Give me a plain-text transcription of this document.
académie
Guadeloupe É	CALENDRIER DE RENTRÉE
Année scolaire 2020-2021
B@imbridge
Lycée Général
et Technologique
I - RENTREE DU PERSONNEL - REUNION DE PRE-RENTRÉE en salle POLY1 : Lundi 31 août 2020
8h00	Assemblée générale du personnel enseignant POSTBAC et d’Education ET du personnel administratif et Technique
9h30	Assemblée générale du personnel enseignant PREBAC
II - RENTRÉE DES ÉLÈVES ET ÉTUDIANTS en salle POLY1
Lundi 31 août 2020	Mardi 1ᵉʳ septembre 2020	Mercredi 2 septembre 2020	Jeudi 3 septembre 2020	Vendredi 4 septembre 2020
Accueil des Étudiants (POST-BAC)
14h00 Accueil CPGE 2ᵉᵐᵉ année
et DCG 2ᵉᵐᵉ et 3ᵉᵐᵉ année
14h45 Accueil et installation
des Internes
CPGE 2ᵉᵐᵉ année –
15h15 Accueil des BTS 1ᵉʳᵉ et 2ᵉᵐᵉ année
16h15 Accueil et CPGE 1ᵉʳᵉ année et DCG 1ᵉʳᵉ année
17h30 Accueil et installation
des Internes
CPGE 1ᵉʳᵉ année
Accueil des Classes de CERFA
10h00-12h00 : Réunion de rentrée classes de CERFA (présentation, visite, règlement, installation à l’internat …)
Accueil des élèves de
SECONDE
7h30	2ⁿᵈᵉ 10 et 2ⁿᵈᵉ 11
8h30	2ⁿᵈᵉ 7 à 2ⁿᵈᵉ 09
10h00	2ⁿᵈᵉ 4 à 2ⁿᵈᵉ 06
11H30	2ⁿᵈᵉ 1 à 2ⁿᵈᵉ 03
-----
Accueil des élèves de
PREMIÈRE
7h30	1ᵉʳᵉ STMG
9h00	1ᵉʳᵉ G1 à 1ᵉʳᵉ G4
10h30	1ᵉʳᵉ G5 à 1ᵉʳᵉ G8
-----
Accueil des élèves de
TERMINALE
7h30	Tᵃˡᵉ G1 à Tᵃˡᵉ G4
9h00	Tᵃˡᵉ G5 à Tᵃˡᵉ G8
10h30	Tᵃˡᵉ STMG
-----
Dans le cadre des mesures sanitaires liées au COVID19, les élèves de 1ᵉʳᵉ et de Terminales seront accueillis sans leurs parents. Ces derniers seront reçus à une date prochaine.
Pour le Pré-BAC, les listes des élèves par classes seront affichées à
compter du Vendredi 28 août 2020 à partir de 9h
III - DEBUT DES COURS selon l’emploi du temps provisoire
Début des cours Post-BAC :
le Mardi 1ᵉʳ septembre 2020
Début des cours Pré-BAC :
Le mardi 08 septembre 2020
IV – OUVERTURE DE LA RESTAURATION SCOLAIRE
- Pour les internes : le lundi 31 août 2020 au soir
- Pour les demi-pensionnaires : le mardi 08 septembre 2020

(CHALLENGE): Search the listing for the word "installation" and return each line that holds it.

(WRITTEN ANSWER):
14h45 Accueil et installation
17h30 Accueil et installation
10h00-12h00 : Réunion de rentrée classes de CERFA (présentation, visite, règlement, installation à l’internat …)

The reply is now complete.